====== Record set

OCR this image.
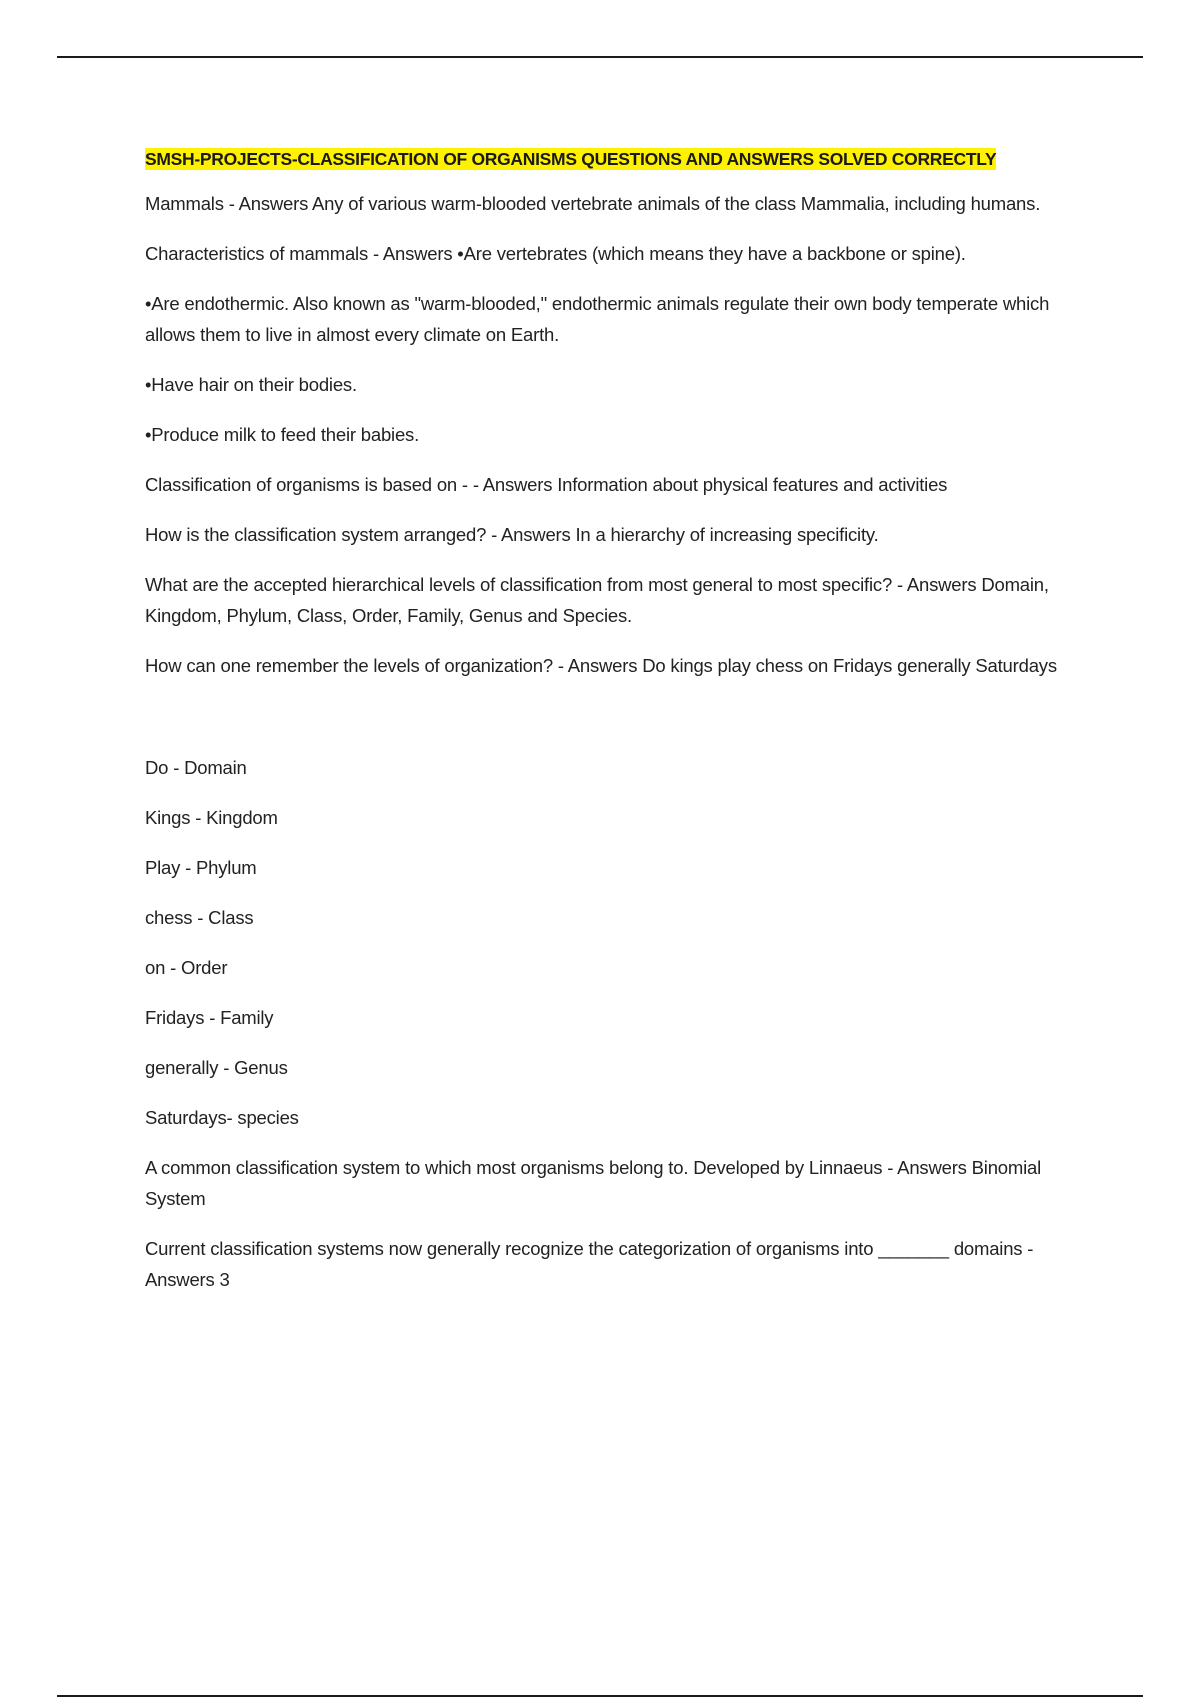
SMSH-PROJECTS-CLASSIFICATION OF ORGANISMS QUESTIONS AND ANSWERS SOLVED CORRECTLY

Mammals - Answers Any of various warm-blooded vertebrate animals of the class Mammalia, including humans.

Characteristics of mammals - Answers •Are vertebrates (which means they have a backbone or spine).

•Are endothermic. Also known as "warm-blooded," endothermic animals regulate their own body temperate which allows them to live in almost every climate on Earth.

•Have hair on their bodies.

•Produce milk to feed their babies.

Classification of organisms is based on - - Answers Information about physical features and activities

How is the classification system arranged? - Answers In a hierarchy of increasing specificity.

What are the accepted hierarchical levels of classification from most general to most specific? - Answers Domain, Kingdom, Phylum, Class, Order, Family, Genus and Species.

How can one remember the levels of organization? - Answers Do kings play chess on Fridays generally Saturdays

Do - Domain

Kings - Kingdom

Play - Phylum

chess - Class

on - Order

Fridays - Family

generally - Genus

Saturdays- species

A common classification system to which most organisms belong to. Developed by Linnaeus - Answers Binomial System

Current classification systems now generally recognize the categorization of organisms into _______ domains - Answers 3
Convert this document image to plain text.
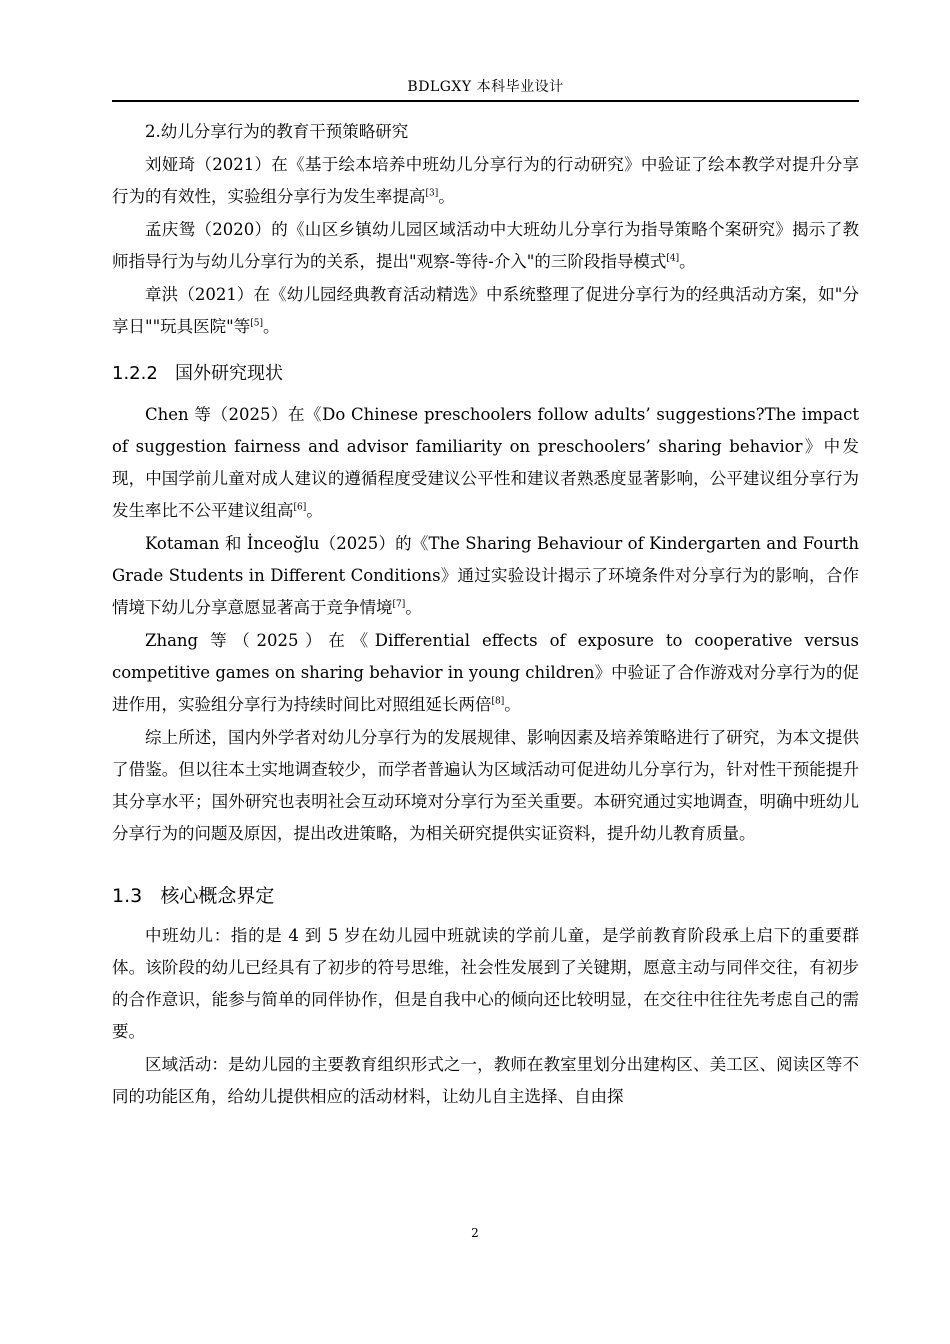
BDLGXY 本科毕业设计

2.幼儿分享行为的教育干预策略研究

刘娅琦（2021）在《基于绘本培养中班幼儿分享行为的行动研究》中验证了绘本教学对提升分享行为的有效性，实验组分享行为发生率提高[3]。

孟庆鸳（2020）的《山区乡镇幼儿园区域活动中大班幼儿分享行为指导策略个案研究》揭示了教师指导行为与幼儿分享行为的关系，提出"观察-等待-介入"的三阶段指导模式[4]。

章洪（2021）在《幼儿园经典教育活动精选》中系统整理了促进分享行为的经典活动方案，如"分享日""玩具医院"等[5]。

1.2.2 国外研究现状

Chen 等（2025）在《Do Chinese preschoolers follow adults’ suggestions?The impact of suggestion fairness and advisor familiarity on preschoolers’ sharing behavior》中发现，中国学前儿童对成人建议的遵循程度受建议公平性和建议者熟悉度显著影响，公平建议组分享行为发生率比不公平建议组高[6]。

Kotaman 和 İnceoğlu（2025）的《The Sharing Behaviour of Kindergarten and Fourth Grade Students in Different Conditions》通过实验设计揭示了环境条件对分享行为的影响，合作情境下幼儿分享意愿显著高于竞争情境[7]。

Zhang 等（2025）在《Differential effects of exposure to cooperative versus competitive games on sharing behavior in young children》中验证了合作游戏对分享行为的促进作用，实验组分享行为持续时间比对照组延长两倍[8]。

综上所述，国内外学者对幼儿分享行为的发展规律、影响因素及培养策略进行了研究，为本文提供了借鉴。但以往本土实地调查较少，而学者普遍认为区域活动可促进幼儿分享行为，针对性干预能提升其分享水平；国外研究也表明社会互动环境对分享行为至关重要。本研究通过实地调查，明确中班幼儿分享行为的问题及原因，提出改进策略，为相关研究提供实证资料，提升幼儿教育质量。

1.3 核心概念界定

中班幼儿：指的是 4 到 5 岁在幼儿园中班就读的学前儿童，是学前教育阶段承上启下的重要群体。该阶段的幼儿已经具有了初步的符号思维，社会性发展到了关键期，愿意主动与同伴交往，有初步的合作意识，能参与简单的同伴协作，但是自我中心的倾向还比较明显，在交往中往往先考虑自己的需要。

区域活动：是幼儿园的主要教育组织形式之一，教师在教室里划分出建构区、美工区、阅读区等不同的功能区角，给幼儿提供相应的活动材料，让幼儿自主选择、自由探

2
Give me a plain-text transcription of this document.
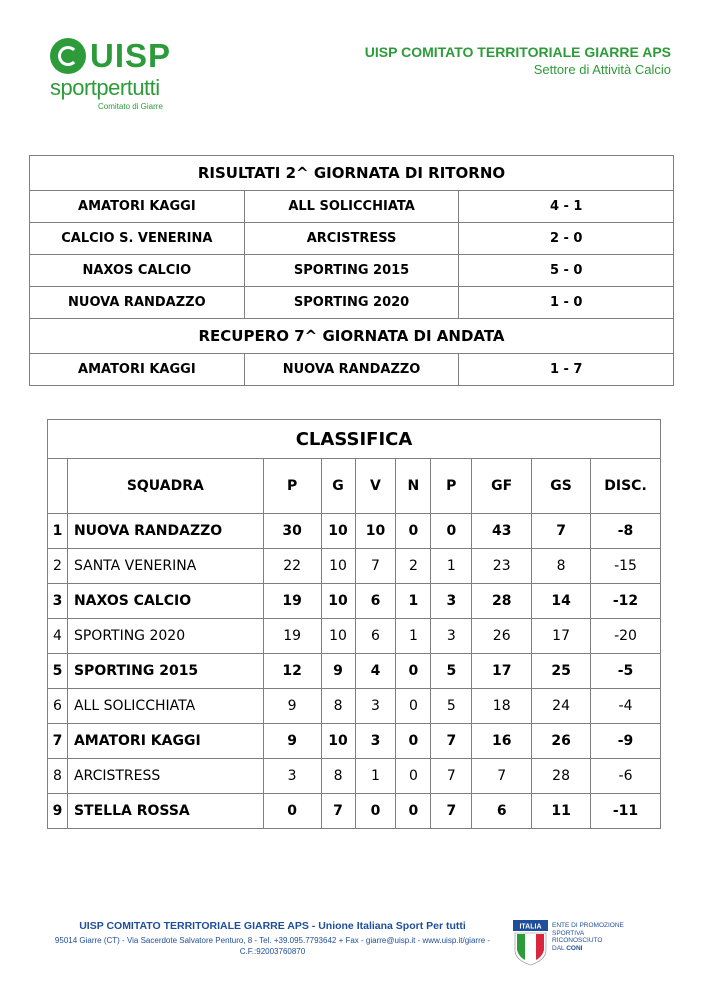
UISP
sportpertutti
Comitato di Giarre
UISP COMITATO TERRITORIALE GIARRE APS
Settore di Attività Calcio
RISULTATI 2^ GIORNATA DI RITORNO		
AMATORI KAGGI	ALL SOLICCHIATA	4 - 1
CALCIO S. VENERINA	ARCISTRESS	2 - 0
NAXOS CALCIO	SPORTING 2015	5 - 0
NUOVA RANDAZZO	SPORTING 2020	1 - 0
RECUPERO 7^ GIORNATA DI ANDATA		
AMATORI KAGGI	NUOVA RANDAZZO	1 - 7
CLASSIFICA									
	SQUADRA	P	G	V	N	P	GF	GS	DISC.
1	NUOVA RANDAZZO	30	10	10	0	0	43	7	-8
2	SANTA VENERINA	22	10	7	2	1	23	8	-15
3	NAXOS CALCIO	19	10	6	1	3	28	14	-12
4	SPORTING 2020	19	10	6	1	3	26	17	-20
5	SPORTING 2015	12	9	4	0	5	17	25	-5
6	ALL SOLICCHIATA	9	8	3	0	5	18	24	-4
7	AMATORI KAGGI	9	10	3	0	7	16	26	-9
8	ARCISTRESS	3	8	1	0	7	7	28	-6
9	STELLA ROSSA	0	7	0	0	7	6	11	-11
UISP COMITATO TERRITORIALE GIARRE APS - Unione Italiana Sport Per tutti
95014 Giarre (CT) - Via Sacerdote Salvatore Penturo, 8 - Tel. +39.095.7793642 + Fax - giarre@uisp.it - www.uisp.it/giarre -
C.F.:92003760870
ITALIA ENTE DI PROMOZIONE
SPORTIVA
RICONOSCIUTO
DAL CONI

============

**Your instructions**
Locate and copy each line in the data above that includes the word "KAGGI".

**The result**
AMATORI KAGGI	ALL SOLICCHIATA	4 - 1
AMATORI KAGGI	NUOVA RANDAZZO	1 - 7
7	AMATORI KAGGI	9	10	3	0	7	16	26	-9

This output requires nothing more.